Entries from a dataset
====================

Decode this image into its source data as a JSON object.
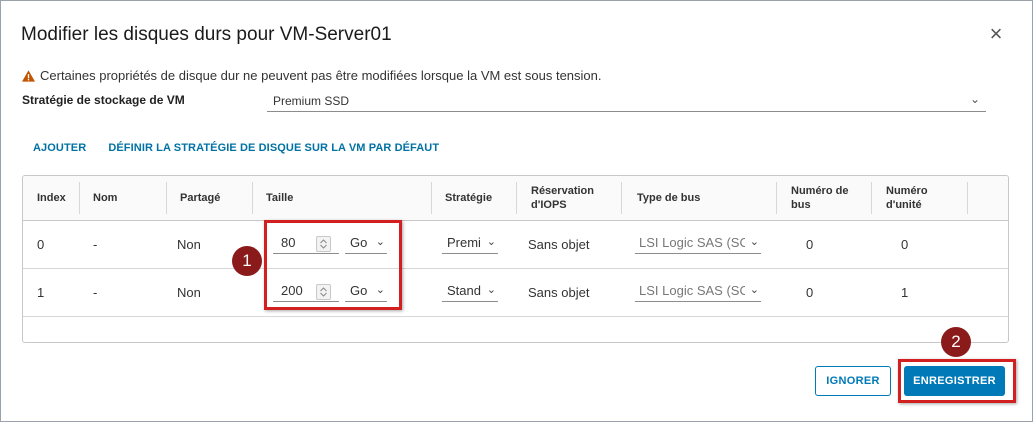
{
  "dialog": {
    "title": "Modifier les disques durs pour VM-Server01",
    "close_label": "×",
    "warning": "Certaines propriétés de disque dur ne peuvent pas être modifiées lorsque la VM est sous tension.",
    "warning_icon": "warning-triangle-icon",
    "warning_color": "#c25400"
  },
  "policy": {
    "label": "Stratégie de stockage de VM",
    "value": "Premium SSD"
  },
  "actions": {
    "add": "AJOUTER",
    "set_default": "DÉFINIR LA STRATÉGIE DE DISQUE SUR LA VM PAR DÉFAUT"
  },
  "table": {
    "headers": {
      "index": "Index",
      "name": "Nom",
      "shared": "Partagé",
      "size": "Taille",
      "strategy": "Stratégie",
      "iops_line1": "Réservation",
      "iops_line2": "d'IOPS",
      "bus_type": "Type de bus",
      "bus_num_line1": "Numéro de",
      "bus_num_line2": "bus",
      "unit_num_line1": "Numéro",
      "unit_num_line2": "d'unité"
    },
    "rows": [
      {
        "index": "0",
        "name": "-",
        "shared": "Non",
        "size": "80",
        "unit": "Go",
        "strategy": "Premi",
        "iops": "Sans objet",
        "bus_type": "LSI Logic SAS (SCSI)",
        "bus_number": "0",
        "unit_number": "0"
      },
      {
        "index": "1",
        "name": "-",
        "shared": "Non",
        "size": "200",
        "unit": "Go",
        "strategy": "Stand",
        "iops": "Sans objet",
        "bus_type": "LSI Logic SAS (SCSI)",
        "bus_number": "0",
        "unit_number": "1"
      }
    ]
  },
  "annotations": {
    "badge1": "1",
    "badge2": "2",
    "highlight_color": "#d21f1f",
    "badge_color": "#8b1a1a"
  },
  "buttons": {
    "ignore": "IGNORER",
    "save": "ENREGISTRER"
  },
  "colors": {
    "accent": "#0079b8",
    "link": "#0072a3"
  }
}
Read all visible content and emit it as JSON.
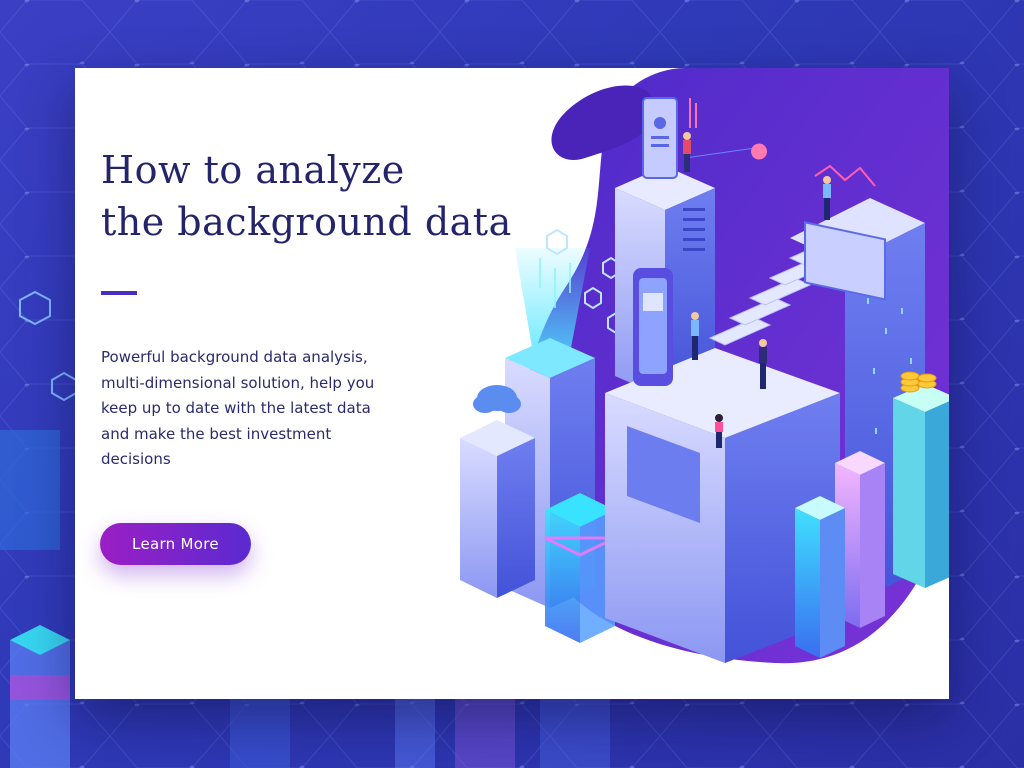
{
  "hero": {
    "title_line1": "How to analyze",
    "title_line2": "the background data",
    "description": "Powerful background data analysis, multi-dimensional solution, help you keep up to date with the latest data and make the best investment decisions",
    "cta_label": "Learn More"
  },
  "colors": {
    "background": "#3b3fc4",
    "title": "#23246b",
    "accent": "#4a2ec0",
    "button_start": "#9b1fc4",
    "button_end": "#5a2ad0"
  },
  "icons": [
    "cloud-icon",
    "profile-card-icon",
    "phone-icon",
    "chart-panel-icon",
    "coin-stack-icon",
    "data-cube-icon"
  ]
}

====================

Starting with the line that holds "Read all visible content and emit it as JSON.", retype each line through the last one in the listing above, exactly as written. Do not copy any pictures.

Read all visible content and emit it as JSON.
{
  "hero": {
    "title_line1": "How to analyze",
    "title_line2": "the background data",
    "description": "Powerful background data analysis, multi-dimensional solution, help you keep up to date with the latest data and make the best investment decisions",
    "cta_label": "Learn More"
  },
  "colors": {
    "background": "#3b3fc4",
    "title": "#23246b",
    "accent": "#4a2ec0",
    "button_start": "#9b1fc4",
    "button_end": "#5a2ad0"
  },
  "icons": [
    "cloud-icon",
    "profile-card-icon",
    "phone-icon",
    "chart-panel-icon",
    "coin-stack-icon",
    "data-cube-icon"
  ]
}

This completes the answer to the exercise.